* [Problem details] Copy the records below exactly, leaving out any pictures.

* [Material to process]
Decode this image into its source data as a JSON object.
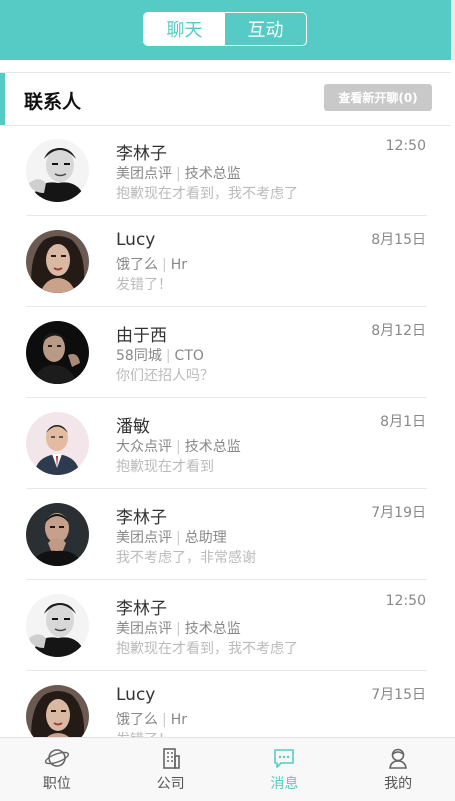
{
  "header": {
    "tabs": [
      {
        "label": "聊天",
        "active": true
      },
      {
        "label": "互动",
        "active": false
      }
    ]
  },
  "contacts_section": {
    "title": "联系人",
    "new_button": "查看新开聊(0)"
  },
  "conversations": [
    {
      "name": "李林子",
      "company": "美团点评",
      "role": "技术总监",
      "message": "抱歉现在才看到，我不考虑了",
      "time": "12:50"
    },
    {
      "name": "Lucy",
      "company": "饿了么",
      "role": "Hr",
      "message": "发错了！",
      "time": "8月15日"
    },
    {
      "name": "由于西",
      "company": "58同城",
      "role": "CTO",
      "message": "你们还招人吗？",
      "time": "8月12日"
    },
    {
      "name": "潘敏",
      "company": "大众点评",
      "role": "技术总监",
      "message": "抱歉现在才看到",
      "time": "8月1日"
    },
    {
      "name": "李林子",
      "company": "美团点评",
      "role": "总助理",
      "message": "我不考虑了，非常感谢",
      "time": "7月19日"
    },
    {
      "name": "李林子",
      "company": "美团点评",
      "role": "技术总监",
      "message": "抱歉现在才看到，我不考虑了",
      "time": "12:50"
    },
    {
      "name": "Lucy",
      "company": "饿了么",
      "role": "Hr",
      "message": "发错了！",
      "time": "7月15日"
    }
  ],
  "tabbar": {
    "items": [
      {
        "label": "职位",
        "icon": "planet-icon",
        "active": false
      },
      {
        "label": "公司",
        "icon": "building-icon",
        "active": false
      },
      {
        "label": "消息",
        "icon": "chat-icon",
        "active": true
      },
      {
        "label": "我的",
        "icon": "person-icon",
        "active": false
      }
    ]
  },
  "colors": {
    "accent": "#56cac4",
    "badge": "#c9c9c9"
  }
}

* [Response]
Decode this image into its source data as a JSON object.
{
  "header": {
    "tabs": [
      {
        "label": "聊天",
        "active": true
      },
      {
        "label": "互动",
        "active": false
      }
    ]
  },
  "contacts_section": {
    "title": "联系人",
    "new_button": "查看新开聊(0)"
  },
  "conversations": [
    {
      "name": "李林子",
      "company": "美团点评",
      "role": "技术总监",
      "message": "抱歉现在才看到，我不考虑了",
      "time": "12:50"
    },
    {
      "name": "Lucy",
      "company": "饿了么",
      "role": "Hr",
      "message": "发错了！",
      "time": "8月15日"
    },
    {
      "name": "由于西",
      "company": "58同城",
      "role": "CTO",
      "message": "你们还招人吗？",
      "time": "8月12日"
    },
    {
      "name": "潘敏",
      "company": "大众点评",
      "role": "技术总监",
      "message": "抱歉现在才看到",
      "time": "8月1日"
    },
    {
      "name": "李林子",
      "company": "美团点评",
      "role": "总助理",
      "message": "我不考虑了，非常感谢",
      "time": "7月19日"
    },
    {
      "name": "李林子",
      "company": "美团点评",
      "role": "技术总监",
      "message": "抱歉现在才看到，我不考虑了",
      "time": "12:50"
    },
    {
      "name": "Lucy",
      "company": "饿了么",
      "role": "Hr",
      "message": "发错了！",
      "time": "7月15日"
    }
  ],
  "tabbar": {
    "items": [
      {
        "label": "职位",
        "icon": "planet-icon",
        "active": false
      },
      {
        "label": "公司",
        "icon": "building-icon",
        "active": false
      },
      {
        "label": "消息",
        "icon": "chat-icon",
        "active": true
      },
      {
        "label": "我的",
        "icon": "person-icon",
        "active": false
      }
    ]
  },
  "colors": {
    "accent": "#56cac4",
    "badge": "#c9c9c9"
  }
}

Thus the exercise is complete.